**The task:**
Below is a block of records; return all of them exactly, but without the images.

**Saved data entries:**
>>>>

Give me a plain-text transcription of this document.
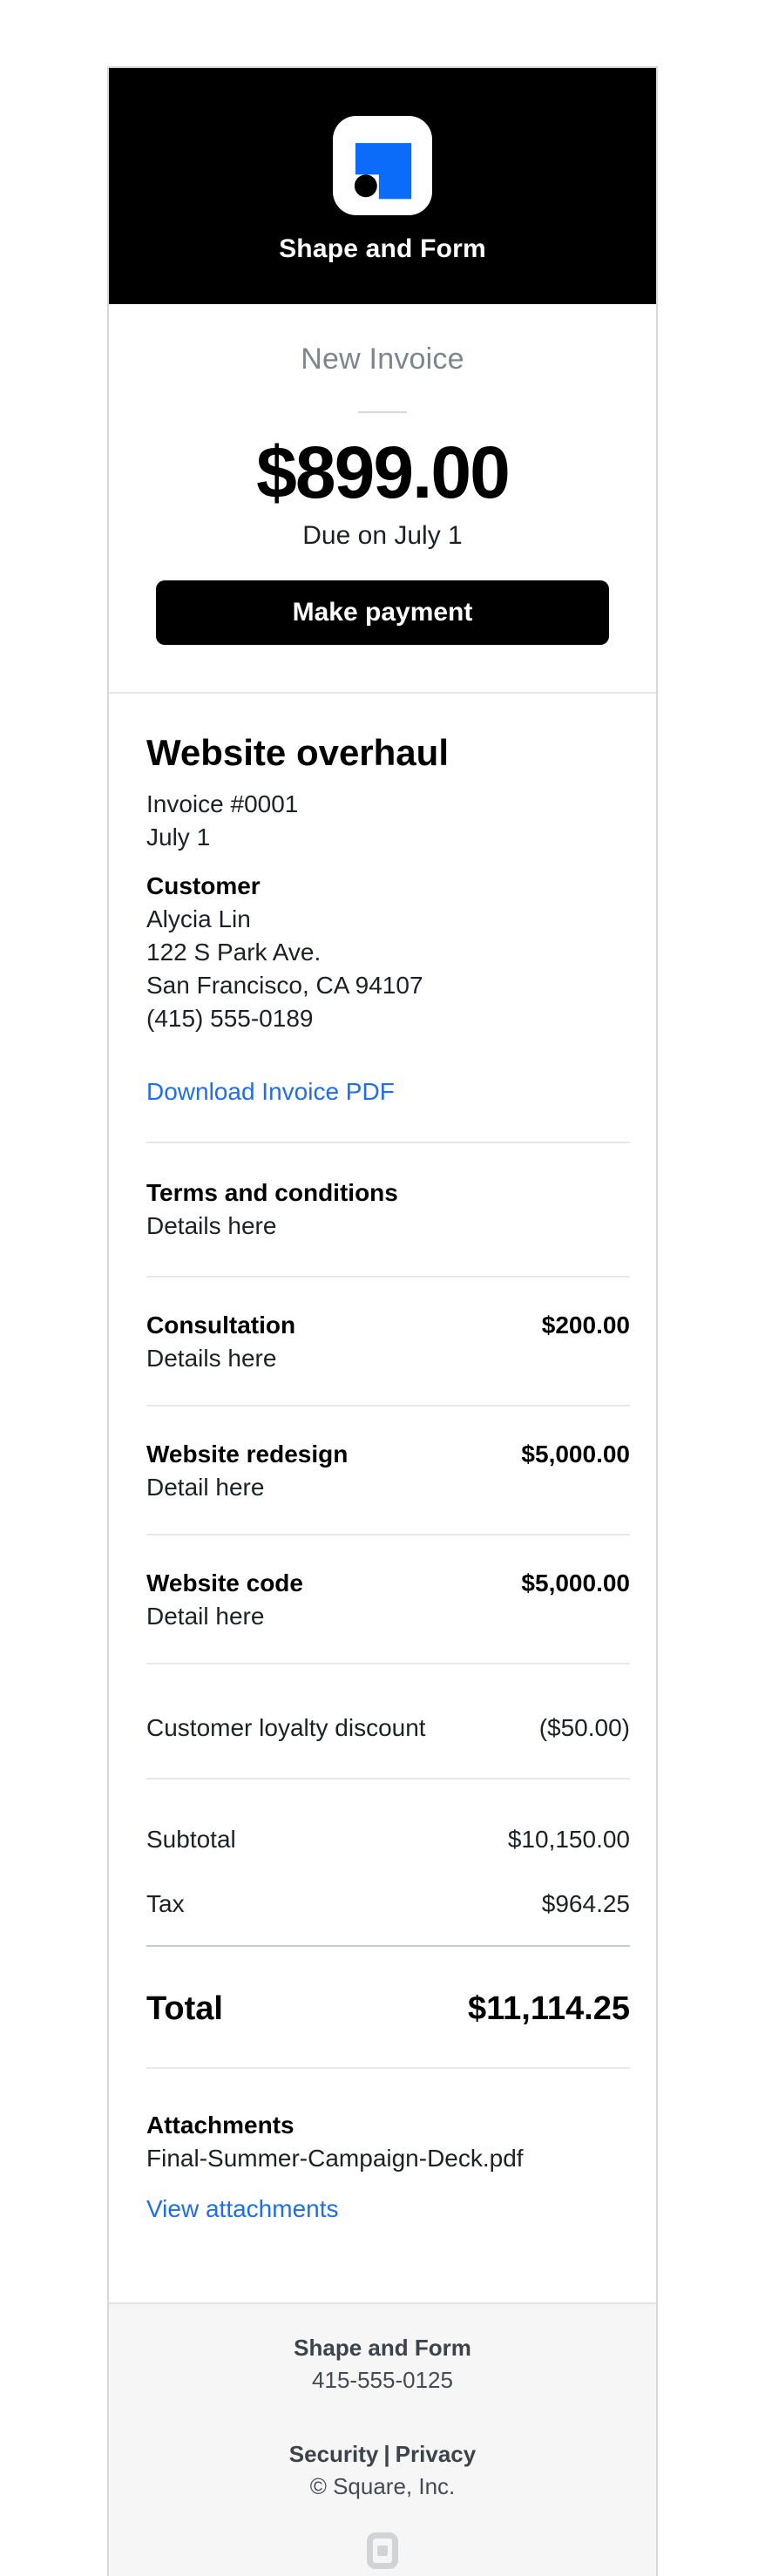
Shape and Form
New Invoice
$899.00
Due on July 1
Make payment
Website overhaul
Invoice #0001
July 1
Customer
Alycia Lin
122 S Park Ave.
San Francisco, CA 94107
(415) 555-0189
Download Invoice PDF
Terms and conditions
Details here
Consultation	$200.00
Details here
Website redesign	$5,000.00
Detail here
Website code	$5,000.00
Detail here
Customer loyalty discount	($50.00)
Subtotal	$10,150.00
Tax	$964.25
Total	$11,114.25
Attachments
Final-Summer-Campaign-Deck.pdf
View attachments
Shape and Form
415-555-0125
Security | Privacy
© Square, Inc.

<<<<

**The completed task:**
Give me a plain-text transcription of this document.
Shape and Form
New Invoice
$899.00
Due on July 1
Make payment
Website overhaul
Invoice #0001
July 1
Customer
Alycia Lin
122 S Park Ave.
San Francisco, CA 94107
(415) 555-0189
Download Invoice PDF
Terms and conditions
Details here
Consultation	$200.00
Details here
Website redesign	$5,000.00
Detail here
Website code	$5,000.00
Detail here
Customer loyalty discount	($50.00)
Subtotal	$10,150.00
Tax	$964.25
Total	$11,114.25
Attachments
Final-Summer-Campaign-Deck.pdf
View attachments
Shape and Form
415-555-0125
Security | Privacy
© Square, Inc.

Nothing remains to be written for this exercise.